- **Exercise directions**:
Answer with nothing but a number: how many lines include the word "Caruana"?

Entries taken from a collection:

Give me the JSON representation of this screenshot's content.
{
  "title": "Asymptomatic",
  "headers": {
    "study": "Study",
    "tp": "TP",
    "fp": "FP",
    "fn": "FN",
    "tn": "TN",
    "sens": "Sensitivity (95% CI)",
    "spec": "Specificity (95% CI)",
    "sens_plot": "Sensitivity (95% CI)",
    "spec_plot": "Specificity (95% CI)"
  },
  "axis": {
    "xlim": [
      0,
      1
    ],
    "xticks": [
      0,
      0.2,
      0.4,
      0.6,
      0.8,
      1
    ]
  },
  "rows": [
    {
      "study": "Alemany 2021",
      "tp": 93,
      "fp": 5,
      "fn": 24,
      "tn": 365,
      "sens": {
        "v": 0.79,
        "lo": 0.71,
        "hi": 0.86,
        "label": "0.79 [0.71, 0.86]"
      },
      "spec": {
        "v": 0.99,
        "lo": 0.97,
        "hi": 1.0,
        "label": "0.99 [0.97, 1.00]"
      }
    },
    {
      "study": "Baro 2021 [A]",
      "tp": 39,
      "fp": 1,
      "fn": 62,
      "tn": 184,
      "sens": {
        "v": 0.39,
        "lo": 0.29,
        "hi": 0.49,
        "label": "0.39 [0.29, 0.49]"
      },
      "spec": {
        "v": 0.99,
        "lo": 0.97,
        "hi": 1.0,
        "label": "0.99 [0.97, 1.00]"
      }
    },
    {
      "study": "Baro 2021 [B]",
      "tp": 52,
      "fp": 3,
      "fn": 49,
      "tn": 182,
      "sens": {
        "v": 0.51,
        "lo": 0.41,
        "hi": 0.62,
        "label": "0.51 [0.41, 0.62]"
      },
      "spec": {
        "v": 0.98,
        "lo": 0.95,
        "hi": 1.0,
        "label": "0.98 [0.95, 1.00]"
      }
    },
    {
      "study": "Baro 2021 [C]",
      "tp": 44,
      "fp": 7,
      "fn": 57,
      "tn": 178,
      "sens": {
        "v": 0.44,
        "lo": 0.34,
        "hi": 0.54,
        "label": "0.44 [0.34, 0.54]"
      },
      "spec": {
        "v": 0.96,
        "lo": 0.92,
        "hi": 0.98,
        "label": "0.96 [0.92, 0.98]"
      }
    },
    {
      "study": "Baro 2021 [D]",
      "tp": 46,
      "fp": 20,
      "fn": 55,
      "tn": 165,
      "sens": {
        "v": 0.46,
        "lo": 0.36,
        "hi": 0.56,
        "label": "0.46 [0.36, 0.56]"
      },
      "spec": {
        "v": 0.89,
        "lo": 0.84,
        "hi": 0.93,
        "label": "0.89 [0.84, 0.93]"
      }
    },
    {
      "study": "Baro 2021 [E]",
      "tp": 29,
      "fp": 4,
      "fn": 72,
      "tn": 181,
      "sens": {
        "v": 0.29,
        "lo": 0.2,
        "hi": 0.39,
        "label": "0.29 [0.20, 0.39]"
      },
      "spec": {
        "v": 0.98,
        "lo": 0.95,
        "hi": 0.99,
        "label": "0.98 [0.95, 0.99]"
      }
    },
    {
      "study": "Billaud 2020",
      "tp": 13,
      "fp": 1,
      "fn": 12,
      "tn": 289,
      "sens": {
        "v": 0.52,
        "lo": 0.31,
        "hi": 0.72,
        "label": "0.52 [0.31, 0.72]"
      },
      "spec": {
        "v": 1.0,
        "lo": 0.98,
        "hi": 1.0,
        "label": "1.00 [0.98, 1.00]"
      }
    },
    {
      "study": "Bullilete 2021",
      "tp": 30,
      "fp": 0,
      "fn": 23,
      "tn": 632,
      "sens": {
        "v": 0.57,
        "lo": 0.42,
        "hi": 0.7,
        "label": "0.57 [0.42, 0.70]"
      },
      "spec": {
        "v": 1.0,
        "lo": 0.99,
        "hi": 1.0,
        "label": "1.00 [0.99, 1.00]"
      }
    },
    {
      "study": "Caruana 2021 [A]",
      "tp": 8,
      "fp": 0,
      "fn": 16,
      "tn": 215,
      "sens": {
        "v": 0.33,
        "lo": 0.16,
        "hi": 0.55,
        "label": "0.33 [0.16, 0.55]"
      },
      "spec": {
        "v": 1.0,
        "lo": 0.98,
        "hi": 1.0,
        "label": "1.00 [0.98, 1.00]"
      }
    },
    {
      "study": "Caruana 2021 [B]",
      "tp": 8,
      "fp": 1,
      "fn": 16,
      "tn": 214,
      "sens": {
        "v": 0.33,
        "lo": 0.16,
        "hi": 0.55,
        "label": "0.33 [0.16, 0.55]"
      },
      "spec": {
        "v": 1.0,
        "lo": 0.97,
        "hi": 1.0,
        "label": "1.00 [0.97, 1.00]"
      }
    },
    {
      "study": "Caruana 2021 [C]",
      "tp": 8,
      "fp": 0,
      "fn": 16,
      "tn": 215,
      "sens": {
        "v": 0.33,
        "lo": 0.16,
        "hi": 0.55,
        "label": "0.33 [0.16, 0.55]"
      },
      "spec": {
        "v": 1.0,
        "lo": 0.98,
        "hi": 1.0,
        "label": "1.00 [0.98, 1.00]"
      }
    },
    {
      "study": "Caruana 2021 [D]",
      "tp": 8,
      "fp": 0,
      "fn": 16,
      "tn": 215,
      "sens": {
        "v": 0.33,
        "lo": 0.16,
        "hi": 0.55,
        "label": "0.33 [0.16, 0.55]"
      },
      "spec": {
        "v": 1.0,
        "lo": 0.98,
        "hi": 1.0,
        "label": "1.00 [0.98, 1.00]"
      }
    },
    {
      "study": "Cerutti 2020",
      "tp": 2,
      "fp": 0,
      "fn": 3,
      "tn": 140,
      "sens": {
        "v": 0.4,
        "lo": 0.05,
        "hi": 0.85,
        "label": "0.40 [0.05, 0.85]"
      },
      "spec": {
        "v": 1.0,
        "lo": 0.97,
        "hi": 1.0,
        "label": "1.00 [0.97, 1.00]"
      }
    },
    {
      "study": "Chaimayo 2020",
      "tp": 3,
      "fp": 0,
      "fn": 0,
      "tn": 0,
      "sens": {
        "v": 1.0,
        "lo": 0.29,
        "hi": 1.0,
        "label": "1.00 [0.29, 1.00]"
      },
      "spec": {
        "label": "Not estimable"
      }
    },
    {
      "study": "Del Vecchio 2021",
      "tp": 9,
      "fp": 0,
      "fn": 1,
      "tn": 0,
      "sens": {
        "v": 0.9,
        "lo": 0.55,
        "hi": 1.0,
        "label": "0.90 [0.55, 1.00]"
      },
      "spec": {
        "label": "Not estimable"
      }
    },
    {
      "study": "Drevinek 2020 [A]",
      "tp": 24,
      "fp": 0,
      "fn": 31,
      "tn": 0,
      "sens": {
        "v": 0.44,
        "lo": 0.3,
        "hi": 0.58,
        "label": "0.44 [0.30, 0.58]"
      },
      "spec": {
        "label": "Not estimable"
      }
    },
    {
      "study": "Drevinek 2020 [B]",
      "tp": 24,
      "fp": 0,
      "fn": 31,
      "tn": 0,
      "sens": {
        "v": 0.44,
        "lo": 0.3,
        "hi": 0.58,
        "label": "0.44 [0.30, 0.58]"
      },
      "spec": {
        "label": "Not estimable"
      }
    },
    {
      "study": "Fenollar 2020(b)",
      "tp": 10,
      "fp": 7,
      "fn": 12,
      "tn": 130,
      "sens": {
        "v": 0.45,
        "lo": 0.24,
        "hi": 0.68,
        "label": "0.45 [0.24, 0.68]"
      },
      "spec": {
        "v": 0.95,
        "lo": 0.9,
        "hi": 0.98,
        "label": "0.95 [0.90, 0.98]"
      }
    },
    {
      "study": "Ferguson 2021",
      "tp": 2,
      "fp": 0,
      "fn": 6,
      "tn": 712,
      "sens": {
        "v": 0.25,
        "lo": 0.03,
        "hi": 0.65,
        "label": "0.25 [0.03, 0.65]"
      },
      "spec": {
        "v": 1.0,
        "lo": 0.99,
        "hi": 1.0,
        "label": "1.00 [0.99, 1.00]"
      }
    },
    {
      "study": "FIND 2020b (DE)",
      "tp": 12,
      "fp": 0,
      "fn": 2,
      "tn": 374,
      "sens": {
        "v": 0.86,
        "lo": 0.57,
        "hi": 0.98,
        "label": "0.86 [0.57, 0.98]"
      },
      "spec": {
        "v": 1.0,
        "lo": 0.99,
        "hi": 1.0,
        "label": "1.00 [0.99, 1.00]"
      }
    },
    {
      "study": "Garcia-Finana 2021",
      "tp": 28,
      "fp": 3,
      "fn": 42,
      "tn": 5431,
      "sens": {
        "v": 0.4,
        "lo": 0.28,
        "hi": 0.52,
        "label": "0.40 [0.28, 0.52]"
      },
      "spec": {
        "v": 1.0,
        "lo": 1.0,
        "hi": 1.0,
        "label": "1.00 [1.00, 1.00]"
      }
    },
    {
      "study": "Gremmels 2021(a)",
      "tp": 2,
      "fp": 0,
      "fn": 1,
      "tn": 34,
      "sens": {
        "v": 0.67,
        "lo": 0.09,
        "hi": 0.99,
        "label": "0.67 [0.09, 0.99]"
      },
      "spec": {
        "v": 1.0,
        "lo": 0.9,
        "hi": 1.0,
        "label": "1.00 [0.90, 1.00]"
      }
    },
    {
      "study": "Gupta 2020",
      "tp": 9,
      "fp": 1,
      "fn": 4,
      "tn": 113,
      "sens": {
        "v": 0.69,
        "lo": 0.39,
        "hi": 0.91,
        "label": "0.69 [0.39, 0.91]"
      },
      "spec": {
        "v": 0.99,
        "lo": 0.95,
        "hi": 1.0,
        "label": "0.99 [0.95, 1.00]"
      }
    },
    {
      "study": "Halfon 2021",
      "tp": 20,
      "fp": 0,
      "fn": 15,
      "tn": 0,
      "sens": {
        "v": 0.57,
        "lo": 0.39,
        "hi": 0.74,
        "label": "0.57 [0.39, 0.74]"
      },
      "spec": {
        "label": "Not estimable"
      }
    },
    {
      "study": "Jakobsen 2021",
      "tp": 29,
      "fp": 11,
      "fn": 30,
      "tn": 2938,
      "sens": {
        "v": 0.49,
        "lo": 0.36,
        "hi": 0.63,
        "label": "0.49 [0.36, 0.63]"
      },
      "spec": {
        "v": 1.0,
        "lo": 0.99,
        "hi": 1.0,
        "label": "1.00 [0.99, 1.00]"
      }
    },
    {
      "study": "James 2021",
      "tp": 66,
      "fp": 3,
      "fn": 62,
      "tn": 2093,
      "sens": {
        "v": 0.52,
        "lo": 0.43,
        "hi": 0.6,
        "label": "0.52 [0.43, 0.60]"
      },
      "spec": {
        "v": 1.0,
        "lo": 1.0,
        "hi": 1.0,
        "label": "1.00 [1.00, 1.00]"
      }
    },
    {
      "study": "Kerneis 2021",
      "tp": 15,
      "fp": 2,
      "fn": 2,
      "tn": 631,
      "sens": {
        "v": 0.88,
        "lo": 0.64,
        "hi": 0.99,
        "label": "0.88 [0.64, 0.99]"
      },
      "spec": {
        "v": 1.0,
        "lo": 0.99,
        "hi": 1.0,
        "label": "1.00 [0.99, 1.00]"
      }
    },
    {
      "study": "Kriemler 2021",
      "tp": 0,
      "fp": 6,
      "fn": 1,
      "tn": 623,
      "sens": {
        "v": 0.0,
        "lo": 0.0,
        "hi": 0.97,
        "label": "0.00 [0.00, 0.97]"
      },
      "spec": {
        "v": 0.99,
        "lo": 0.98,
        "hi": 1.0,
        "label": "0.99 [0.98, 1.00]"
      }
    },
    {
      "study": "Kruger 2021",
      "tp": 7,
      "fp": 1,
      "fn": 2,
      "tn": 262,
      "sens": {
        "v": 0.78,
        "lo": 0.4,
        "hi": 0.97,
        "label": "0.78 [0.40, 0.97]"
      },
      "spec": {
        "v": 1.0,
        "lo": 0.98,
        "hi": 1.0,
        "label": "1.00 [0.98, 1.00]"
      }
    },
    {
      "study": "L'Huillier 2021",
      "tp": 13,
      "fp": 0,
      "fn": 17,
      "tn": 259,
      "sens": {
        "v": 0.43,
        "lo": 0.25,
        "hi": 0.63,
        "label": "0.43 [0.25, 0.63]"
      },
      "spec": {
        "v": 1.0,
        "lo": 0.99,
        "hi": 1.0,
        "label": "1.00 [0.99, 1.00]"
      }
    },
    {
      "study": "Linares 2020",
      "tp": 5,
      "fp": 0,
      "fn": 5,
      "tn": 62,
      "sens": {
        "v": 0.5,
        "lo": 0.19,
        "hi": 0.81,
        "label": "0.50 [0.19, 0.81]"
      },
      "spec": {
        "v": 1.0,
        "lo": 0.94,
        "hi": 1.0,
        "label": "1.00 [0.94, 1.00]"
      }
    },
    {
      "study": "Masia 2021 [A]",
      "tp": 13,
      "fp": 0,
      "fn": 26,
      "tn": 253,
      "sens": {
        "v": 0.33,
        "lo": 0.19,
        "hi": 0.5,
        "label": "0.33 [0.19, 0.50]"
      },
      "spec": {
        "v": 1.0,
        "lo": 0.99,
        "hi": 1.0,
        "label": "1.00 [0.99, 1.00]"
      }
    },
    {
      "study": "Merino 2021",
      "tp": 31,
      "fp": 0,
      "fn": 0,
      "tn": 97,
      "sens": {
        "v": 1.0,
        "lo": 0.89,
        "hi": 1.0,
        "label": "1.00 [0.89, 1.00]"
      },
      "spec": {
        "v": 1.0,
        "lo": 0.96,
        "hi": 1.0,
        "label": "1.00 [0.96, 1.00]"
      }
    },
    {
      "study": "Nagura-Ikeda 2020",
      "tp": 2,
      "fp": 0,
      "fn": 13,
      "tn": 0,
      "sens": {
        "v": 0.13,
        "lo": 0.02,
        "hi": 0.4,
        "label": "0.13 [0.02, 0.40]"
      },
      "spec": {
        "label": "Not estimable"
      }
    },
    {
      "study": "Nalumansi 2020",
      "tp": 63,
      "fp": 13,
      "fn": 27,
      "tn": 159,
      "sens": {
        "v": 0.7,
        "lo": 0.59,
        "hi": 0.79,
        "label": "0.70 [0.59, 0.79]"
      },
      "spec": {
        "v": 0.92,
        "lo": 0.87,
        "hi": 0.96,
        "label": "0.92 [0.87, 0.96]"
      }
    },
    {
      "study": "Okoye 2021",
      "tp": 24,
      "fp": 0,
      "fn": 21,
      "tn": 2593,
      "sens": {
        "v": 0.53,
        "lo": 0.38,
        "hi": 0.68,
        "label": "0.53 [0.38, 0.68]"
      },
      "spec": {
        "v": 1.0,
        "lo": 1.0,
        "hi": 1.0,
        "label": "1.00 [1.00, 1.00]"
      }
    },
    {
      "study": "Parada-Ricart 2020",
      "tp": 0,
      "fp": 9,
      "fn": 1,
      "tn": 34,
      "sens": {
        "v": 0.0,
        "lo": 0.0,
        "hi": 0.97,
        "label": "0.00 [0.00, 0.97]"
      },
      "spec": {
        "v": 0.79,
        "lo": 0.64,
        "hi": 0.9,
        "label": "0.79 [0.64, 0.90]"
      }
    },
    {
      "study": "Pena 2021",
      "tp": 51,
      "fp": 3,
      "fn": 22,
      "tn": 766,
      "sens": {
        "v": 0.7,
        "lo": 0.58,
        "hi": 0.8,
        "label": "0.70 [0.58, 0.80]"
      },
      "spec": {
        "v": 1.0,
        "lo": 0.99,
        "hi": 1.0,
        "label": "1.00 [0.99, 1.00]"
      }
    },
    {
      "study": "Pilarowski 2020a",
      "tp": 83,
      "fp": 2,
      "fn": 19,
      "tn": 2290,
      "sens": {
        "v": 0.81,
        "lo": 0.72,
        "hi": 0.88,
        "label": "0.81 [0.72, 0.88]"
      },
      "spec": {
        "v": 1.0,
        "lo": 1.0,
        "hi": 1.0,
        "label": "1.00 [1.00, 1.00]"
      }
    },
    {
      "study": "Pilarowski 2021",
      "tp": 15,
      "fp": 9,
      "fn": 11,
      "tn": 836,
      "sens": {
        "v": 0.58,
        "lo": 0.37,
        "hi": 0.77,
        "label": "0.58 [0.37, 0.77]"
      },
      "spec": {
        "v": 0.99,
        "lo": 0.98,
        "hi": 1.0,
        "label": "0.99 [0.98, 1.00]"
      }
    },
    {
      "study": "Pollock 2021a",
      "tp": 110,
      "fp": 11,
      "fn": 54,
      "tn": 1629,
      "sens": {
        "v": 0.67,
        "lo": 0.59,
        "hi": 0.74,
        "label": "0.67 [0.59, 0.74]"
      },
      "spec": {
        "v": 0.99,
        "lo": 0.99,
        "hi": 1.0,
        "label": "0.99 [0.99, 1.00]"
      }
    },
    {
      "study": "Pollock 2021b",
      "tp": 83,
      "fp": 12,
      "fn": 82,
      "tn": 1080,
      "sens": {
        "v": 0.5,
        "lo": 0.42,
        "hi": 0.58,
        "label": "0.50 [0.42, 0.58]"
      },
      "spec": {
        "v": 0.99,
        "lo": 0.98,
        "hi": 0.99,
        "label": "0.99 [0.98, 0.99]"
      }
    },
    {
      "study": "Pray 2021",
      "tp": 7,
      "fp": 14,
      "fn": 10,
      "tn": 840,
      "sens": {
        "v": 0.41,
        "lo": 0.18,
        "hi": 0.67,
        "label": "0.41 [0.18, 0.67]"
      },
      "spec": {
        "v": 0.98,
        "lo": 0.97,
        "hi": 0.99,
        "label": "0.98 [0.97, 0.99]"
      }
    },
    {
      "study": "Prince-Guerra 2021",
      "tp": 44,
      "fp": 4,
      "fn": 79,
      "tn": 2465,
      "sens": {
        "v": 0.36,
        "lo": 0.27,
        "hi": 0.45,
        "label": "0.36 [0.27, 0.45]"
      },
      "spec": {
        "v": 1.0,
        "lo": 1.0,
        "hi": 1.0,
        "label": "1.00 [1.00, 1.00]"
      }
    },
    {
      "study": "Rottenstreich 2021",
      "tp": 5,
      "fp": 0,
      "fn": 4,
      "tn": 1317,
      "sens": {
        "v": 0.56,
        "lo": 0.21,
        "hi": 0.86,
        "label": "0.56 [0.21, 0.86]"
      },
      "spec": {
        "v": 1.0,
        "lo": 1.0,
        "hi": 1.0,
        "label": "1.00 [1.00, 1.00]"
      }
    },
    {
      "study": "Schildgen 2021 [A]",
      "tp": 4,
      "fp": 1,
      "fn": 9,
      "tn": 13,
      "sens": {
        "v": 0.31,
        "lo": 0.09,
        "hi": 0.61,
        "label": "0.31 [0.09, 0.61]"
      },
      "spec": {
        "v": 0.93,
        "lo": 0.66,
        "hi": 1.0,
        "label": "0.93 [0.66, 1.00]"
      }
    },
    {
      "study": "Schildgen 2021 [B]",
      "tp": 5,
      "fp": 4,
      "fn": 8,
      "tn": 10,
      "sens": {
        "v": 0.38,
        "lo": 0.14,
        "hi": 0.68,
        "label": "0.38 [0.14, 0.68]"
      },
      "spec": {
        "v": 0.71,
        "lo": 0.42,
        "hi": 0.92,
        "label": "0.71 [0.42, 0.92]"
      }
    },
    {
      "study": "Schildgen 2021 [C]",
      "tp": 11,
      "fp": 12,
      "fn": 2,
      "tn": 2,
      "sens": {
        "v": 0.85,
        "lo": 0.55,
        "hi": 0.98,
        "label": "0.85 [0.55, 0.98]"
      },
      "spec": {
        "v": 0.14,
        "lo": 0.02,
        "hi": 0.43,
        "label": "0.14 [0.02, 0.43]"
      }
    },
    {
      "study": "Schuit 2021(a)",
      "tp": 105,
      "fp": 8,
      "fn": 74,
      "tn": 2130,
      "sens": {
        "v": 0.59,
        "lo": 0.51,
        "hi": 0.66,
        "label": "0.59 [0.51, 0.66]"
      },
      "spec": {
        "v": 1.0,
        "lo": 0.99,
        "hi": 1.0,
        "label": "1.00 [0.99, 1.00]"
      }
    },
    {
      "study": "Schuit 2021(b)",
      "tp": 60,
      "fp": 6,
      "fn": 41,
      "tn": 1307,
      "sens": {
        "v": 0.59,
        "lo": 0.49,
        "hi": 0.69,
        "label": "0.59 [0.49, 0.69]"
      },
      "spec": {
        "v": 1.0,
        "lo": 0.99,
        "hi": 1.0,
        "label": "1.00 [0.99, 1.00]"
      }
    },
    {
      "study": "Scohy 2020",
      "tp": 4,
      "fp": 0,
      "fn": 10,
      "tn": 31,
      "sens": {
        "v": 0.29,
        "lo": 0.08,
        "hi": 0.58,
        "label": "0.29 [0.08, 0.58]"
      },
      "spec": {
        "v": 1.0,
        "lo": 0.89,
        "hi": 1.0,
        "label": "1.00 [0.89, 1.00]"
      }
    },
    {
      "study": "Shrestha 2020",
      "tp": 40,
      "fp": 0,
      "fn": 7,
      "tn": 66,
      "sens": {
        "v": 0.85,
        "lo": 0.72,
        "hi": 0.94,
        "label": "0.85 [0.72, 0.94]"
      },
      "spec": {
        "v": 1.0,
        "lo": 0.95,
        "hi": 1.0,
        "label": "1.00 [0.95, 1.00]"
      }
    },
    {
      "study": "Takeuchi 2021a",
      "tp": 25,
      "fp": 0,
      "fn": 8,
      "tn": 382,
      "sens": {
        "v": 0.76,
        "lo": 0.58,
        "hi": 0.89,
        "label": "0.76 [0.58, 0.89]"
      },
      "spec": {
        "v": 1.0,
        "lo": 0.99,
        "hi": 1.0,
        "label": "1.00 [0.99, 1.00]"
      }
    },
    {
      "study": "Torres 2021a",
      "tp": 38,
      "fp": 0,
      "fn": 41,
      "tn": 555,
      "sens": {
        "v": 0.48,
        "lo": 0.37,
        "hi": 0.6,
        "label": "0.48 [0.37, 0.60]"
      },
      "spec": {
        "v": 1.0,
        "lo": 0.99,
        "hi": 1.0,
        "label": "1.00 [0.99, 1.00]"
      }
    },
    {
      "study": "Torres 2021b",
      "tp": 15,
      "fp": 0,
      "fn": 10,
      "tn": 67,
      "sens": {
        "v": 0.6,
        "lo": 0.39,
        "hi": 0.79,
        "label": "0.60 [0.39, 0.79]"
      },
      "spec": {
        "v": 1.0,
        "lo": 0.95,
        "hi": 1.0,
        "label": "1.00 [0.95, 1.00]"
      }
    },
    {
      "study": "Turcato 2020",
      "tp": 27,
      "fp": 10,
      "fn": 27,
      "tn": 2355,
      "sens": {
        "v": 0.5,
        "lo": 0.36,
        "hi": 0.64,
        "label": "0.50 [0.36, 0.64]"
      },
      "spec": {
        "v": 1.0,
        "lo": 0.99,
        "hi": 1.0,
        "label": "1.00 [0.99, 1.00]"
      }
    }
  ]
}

- **Solution below**:
4